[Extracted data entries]
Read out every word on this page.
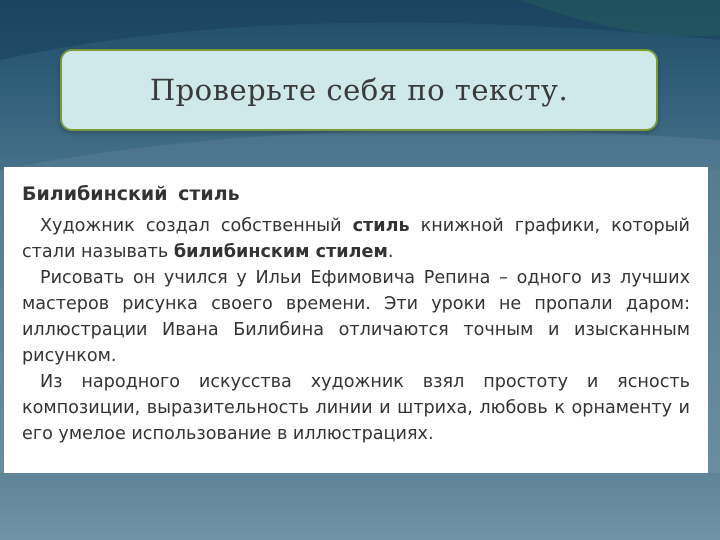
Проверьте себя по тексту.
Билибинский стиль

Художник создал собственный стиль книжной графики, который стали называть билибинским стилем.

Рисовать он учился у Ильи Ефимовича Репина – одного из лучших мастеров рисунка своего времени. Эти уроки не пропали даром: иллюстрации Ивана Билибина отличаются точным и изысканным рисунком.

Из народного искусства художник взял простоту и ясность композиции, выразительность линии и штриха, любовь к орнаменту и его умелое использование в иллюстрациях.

[Problem statement] Reproduce the data word for word, excluding its pictures.

[Correct response]
Read out every word on this page.
Проверьте себя по тексту.
Билибинский стиль

Художник создал собственный стиль книжной графики, который стали называть билибинским стилем.

Рисовать он учился у Ильи Ефимовича Репина – одного из лучших мастеров рисунка своего времени. Эти уроки не пропали даром: иллюстрации Ивана Билибина отличаются точным и изысканным рисунком.

Из народного искусства художник взял простоту и ясность композиции, выразительность линии и штриха, любовь к орнаменту и его умелое использование в иллюстрациях.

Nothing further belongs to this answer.